(Stored data entries)
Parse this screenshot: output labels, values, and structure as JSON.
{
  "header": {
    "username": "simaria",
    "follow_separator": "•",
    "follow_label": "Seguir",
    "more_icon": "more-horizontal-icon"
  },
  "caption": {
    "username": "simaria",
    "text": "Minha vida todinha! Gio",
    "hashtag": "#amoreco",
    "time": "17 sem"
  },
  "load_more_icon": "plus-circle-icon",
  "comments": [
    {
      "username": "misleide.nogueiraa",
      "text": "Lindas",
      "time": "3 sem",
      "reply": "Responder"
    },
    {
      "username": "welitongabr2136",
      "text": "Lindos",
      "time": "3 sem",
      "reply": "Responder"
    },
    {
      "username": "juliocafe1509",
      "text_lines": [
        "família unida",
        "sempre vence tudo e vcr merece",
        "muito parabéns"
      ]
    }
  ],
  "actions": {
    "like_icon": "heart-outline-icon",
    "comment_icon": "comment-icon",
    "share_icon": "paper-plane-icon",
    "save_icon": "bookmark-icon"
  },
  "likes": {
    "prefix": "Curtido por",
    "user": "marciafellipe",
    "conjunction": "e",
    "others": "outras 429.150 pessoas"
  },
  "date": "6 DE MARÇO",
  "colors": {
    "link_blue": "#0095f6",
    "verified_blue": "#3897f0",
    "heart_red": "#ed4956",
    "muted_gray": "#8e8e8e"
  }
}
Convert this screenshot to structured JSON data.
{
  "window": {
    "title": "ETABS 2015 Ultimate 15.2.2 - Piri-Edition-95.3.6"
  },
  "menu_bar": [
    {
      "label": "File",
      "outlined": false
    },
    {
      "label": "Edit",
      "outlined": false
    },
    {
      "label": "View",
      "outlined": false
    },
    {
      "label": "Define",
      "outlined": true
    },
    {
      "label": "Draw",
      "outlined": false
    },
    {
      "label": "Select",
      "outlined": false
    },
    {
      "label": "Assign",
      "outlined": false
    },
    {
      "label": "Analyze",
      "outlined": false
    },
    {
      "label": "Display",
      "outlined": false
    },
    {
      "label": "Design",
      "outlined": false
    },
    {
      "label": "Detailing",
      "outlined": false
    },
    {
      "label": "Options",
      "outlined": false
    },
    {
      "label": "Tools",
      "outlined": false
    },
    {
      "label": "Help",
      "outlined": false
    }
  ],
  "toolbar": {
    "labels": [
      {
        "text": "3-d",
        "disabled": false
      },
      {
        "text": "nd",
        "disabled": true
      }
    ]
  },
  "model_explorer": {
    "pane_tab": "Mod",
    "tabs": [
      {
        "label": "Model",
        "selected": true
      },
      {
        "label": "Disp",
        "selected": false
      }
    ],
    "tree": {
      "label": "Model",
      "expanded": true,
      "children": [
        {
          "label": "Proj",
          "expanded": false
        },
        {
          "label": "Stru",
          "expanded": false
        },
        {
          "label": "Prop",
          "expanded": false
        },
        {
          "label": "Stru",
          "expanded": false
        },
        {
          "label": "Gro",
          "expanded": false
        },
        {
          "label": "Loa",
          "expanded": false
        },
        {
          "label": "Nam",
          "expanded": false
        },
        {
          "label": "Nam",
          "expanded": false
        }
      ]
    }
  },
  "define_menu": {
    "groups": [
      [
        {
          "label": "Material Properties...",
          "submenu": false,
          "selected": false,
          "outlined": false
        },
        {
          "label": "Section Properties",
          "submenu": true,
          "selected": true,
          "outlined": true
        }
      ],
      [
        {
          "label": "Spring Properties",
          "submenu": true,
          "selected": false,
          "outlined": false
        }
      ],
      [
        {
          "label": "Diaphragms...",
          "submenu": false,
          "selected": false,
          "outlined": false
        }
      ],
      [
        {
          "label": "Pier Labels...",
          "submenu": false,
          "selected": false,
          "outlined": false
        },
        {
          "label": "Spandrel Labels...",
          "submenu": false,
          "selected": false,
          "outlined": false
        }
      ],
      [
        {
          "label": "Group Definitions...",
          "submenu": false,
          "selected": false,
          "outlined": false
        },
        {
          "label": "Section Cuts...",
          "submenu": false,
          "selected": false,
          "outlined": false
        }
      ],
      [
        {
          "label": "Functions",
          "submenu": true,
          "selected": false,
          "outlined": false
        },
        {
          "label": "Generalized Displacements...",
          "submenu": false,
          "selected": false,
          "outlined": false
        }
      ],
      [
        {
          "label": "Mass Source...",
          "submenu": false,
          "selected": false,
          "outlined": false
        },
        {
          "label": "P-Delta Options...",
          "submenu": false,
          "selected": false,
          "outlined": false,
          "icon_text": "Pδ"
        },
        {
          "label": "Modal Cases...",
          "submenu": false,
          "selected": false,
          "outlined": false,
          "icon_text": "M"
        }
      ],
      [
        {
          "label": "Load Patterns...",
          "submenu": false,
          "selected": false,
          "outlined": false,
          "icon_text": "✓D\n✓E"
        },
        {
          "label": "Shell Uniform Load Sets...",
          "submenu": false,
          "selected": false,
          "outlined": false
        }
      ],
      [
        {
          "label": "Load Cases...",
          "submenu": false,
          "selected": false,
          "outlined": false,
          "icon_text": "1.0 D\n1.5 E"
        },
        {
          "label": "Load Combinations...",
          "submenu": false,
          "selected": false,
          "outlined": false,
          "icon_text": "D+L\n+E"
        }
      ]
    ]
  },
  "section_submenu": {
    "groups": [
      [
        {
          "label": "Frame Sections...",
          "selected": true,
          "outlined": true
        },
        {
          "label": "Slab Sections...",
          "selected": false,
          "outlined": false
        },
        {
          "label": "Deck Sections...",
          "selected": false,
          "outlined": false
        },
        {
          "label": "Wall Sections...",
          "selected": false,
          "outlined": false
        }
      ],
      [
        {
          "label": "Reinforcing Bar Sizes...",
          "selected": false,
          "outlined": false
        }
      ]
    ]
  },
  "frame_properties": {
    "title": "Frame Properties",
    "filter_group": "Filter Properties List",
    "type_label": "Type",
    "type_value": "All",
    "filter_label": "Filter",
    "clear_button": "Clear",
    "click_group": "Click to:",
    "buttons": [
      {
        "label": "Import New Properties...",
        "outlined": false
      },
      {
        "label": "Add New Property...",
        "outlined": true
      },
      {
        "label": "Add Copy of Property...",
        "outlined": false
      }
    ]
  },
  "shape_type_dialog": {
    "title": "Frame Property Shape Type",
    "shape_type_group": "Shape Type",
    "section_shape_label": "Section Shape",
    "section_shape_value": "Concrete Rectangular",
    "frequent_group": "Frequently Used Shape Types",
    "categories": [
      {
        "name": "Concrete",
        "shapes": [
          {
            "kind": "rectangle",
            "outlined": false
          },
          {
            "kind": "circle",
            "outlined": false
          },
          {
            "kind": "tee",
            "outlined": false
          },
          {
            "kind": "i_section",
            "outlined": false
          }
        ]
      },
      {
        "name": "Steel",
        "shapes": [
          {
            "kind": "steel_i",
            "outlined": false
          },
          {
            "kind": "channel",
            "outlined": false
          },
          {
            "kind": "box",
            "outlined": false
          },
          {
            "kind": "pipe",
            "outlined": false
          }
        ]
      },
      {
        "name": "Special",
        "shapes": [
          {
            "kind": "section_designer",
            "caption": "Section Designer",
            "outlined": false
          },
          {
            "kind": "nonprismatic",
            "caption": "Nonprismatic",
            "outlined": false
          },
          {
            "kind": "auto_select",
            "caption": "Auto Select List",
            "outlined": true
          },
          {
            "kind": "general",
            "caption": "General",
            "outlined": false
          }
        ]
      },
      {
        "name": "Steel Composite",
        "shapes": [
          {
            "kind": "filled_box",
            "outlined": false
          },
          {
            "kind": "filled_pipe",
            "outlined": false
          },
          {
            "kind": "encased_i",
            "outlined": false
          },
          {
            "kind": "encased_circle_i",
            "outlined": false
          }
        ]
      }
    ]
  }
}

# What is required
Please reproduce each record precisely as written.

# Reply to the task
Parse this screenshot: output labels, values, and structure as JSON.
{
  "header": {
    "username": "simaria",
    "follow_separator": "•",
    "follow_label": "Seguir",
    "more_icon": "more-horizontal-icon"
  },
  "caption": {
    "username": "simaria",
    "text": "Minha vida todinha! Gio",
    "hashtag": "#amoreco",
    "time": "17 sem"
  },
  "load_more_icon": "plus-circle-icon",
  "comments": [
    {
      "username": "misleide.nogueiraa",
      "text": "Lindas",
      "time": "3 sem",
      "reply": "Responder"
    },
    {
      "username": "welitongabr2136",
      "text": "Lindos",
      "time": "3 sem",
      "reply": "Responder"
    },
    {
      "username": "juliocafe1509",
      "text_lines": [
        "família unida",
        "sempre vence tudo e vcr merece",
        "muito parabéns"
      ]
    }
  ],
  "actions": {
    "like_icon": "heart-outline-icon",
    "comment_icon": "comment-icon",
    "share_icon": "paper-plane-icon",
    "save_icon": "bookmark-icon"
  },
  "likes": {
    "prefix": "Curtido por",
    "user": "marciafellipe",
    "conjunction": "e",
    "others": "outras 429.150 pessoas"
  },
  "date": "6 DE MARÇO",
  "colors": {
    "link_blue": "#0095f6",
    "verified_blue": "#3897f0",
    "heart_red": "#ed4956",
    "muted_gray": "#8e8e8e"
  }
}
Convert this screenshot to structured JSON data.
{
  "window": {
    "title": "ETABS 2015 Ultimate 15.2.2 - Piri-Edition-95.3.6"
  },
  "menu_bar": [
    {
      "label": "File",
      "outlined": false
    },
    {
      "label": "Edit",
      "outlined": false
    },
    {
      "label": "View",
      "outlined": false
    },
    {
      "label": "Define",
      "outlined": true
    },
    {
      "label": "Draw",
      "outlined": false
    },
    {
      "label": "Select",
      "outlined": false
    },
    {
      "label": "Assign",
      "outlined": false
    },
    {
      "label": "Analyze",
      "outlined": false
    },
    {
      "label": "Display",
      "outlined": false
    },
    {
      "label": "Design",
      "outlined": false
    },
    {
      "label": "Detailing",
      "outlined": false
    },
    {
      "label": "Options",
      "outlined": false
    },
    {
      "label": "Tools",
      "outlined": false
    },
    {
      "label": "Help",
      "outlined": false
    }
  ],
  "toolbar": {
    "labels": [
      {
        "text": "3-d",
        "disabled": false
      },
      {
        "text": "nd",
        "disabled": true
      }
    ]
  },
  "model_explorer": {
    "pane_tab": "Mod",
    "tabs": [
      {
        "label": "Model",
        "selected": true
      },
      {
        "label": "Disp",
        "selected": false
      }
    ],
    "tree": {
      "label": "Model",
      "expanded": true,
      "children": [
        {
          "label": "Proj",
          "expanded": false
        },
        {
          "label": "Stru",
          "expanded": false
        },
        {
          "label": "Prop",
          "expanded": false
        },
        {
          "label": "Stru",
          "expanded": false
        },
        {
          "label": "Gro",
          "expanded": false
        },
        {
          "label": "Loa",
          "expanded": false
        },
        {
          "label": "Nam",
          "expanded": false
        },
        {
          "label": "Nam",
          "expanded": false
        }
      ]
    }
  },
  "define_menu": {
    "groups": [
      [
        {
          "label": "Material Properties...",
          "submenu": false,
          "selected": false,
          "outlined": false
        },
        {
          "label": "Section Properties",
          "submenu": true,
          "selected": true,
          "outlined": true
        }
      ],
      [
        {
          "label": "Spring Properties",
          "submenu": true,
          "selected": false,
          "outlined": false
        }
      ],
      [
        {
          "label": "Diaphragms...",
          "submenu": false,
          "selected": false,
          "outlined": false
        }
      ],
      [
        {
          "label": "Pier Labels...",
          "submenu": false,
          "selected": false,
          "outlined": false
        },
        {
          "label": "Spandrel Labels...",
          "submenu": false,
          "selected": false,
          "outlined": false
        }
      ],
      [
        {
          "label": "Group Definitions...",
          "submenu": false,
          "selected": false,
          "outlined": false
        },
        {
          "label": "Section Cuts...",
          "submenu": false,
          "selected": false,
          "outlined": false
        }
      ],
      [
        {
          "label": "Functions",
          "submenu": true,
          "selected": false,
          "outlined": false
        },
        {
          "label": "Generalized Displacements...",
          "submenu": false,
          "selected": false,
          "outlined": false
        }
      ],
      [
        {
          "label": "Mass Source...",
          "submenu": false,
          "selected": false,
          "outlined": false
        },
        {
          "label": "P-Delta Options...",
          "submenu": false,
          "selected": false,
          "outlined": false,
          "icon_text": "Pδ"
        },
        {
          "label": "Modal Cases...",
          "submenu": false,
          "selected": false,
          "outlined": false,
          "icon_text": "M"
        }
      ],
      [
        {
          "label": "Load Patterns...",
          "submenu": false,
          "selected": false,
          "outlined": false,
          "icon_text": "✓D\n✓E"
        },
        {
          "label": "Shell Uniform Load Sets...",
          "submenu": false,
          "selected": false,
          "outlined": false
        }
      ],
      [
        {
          "label": "Load Cases...",
          "submenu": false,
          "selected": false,
          "outlined": false,
          "icon_text": "1.0 D\n1.5 E"
        },
        {
          "label": "Load Combinations...",
          "submenu": false,
          "selected": false,
          "outlined": false,
          "icon_text": "D+L\n+E"
        }
      ]
    ]
  },
  "section_submenu": {
    "groups": [
      [
        {
          "label": "Frame Sections...",
          "selected": true,
          "outlined": true
        },
        {
          "label": "Slab Sections...",
          "selected": false,
          "outlined": false
        },
        {
          "label": "Deck Sections...",
          "selected": false,
          "outlined": false
        },
        {
          "label": "Wall Sections...",
          "selected": false,
          "outlined": false
        }
      ],
      [
        {
          "label": "Reinforcing Bar Sizes...",
          "selected": false,
          "outlined": false
        }
      ]
    ]
  },
  "frame_properties": {
    "title": "Frame Properties",
    "filter_group": "Filter Properties List",
    "type_label": "Type",
    "type_value": "All",
    "filter_label": "Filter",
    "clear_button": "Clear",
    "click_group": "Click to:",
    "buttons": [
      {
        "label": "Import New Properties...",
        "outlined": false
      },
      {
        "label": "Add New Property...",
        "outlined": true
      },
      {
        "label": "Add Copy of Property...",
        "outlined": false
      }
    ]
  },
  "shape_type_dialog": {
    "title": "Frame Property Shape Type",
    "shape_type_group": "Shape Type",
    "section_shape_label": "Section Shape",
    "section_shape_value": "Concrete Rectangular",
    "frequent_group": "Frequently Used Shape Types",
    "categories": [
      {
        "name": "Concrete",
        "shapes": [
          {
            "kind": "rectangle",
            "outlined": false
          },
          {
            "kind": "circle",
            "outlined": false
          },
          {
            "kind": "tee",
            "outlined": false
          },
          {
            "kind": "i_section",
            "outlined": false
          }
        ]
      },
      {
        "name": "Steel",
        "shapes": [
          {
            "kind": "steel_i",
            "outlined": false
          },
          {
            "kind": "channel",
            "outlined": false
          },
          {
            "kind": "box",
            "outlined": false
          },
          {
            "kind": "pipe",
            "outlined": false
          }
        ]
      },
      {
        "name": "Special",
        "shapes": [
          {
            "kind": "section_designer",
            "caption": "Section Designer",
            "outlined": false
          },
          {
            "kind": "nonprismatic",
            "caption": "Nonprismatic",
            "outlined": false
          },
          {
            "kind": "auto_select",
            "caption": "Auto Select List",
            "outlined": true
          },
          {
            "kind": "general",
            "caption": "General",
            "outlined": false
          }
        ]
      },
      {
        "name": "Steel Composite",
        "shapes": [
          {
            "kind": "filled_box",
            "outlined": false
          },
          {
            "kind": "filled_pipe",
            "outlined": false
          },
          {
            "kind": "encased_i",
            "outlined": false
          },
          {
            "kind": "encased_circle_i",
            "outlined": false
          }
        ]
      }
    ]
  }
}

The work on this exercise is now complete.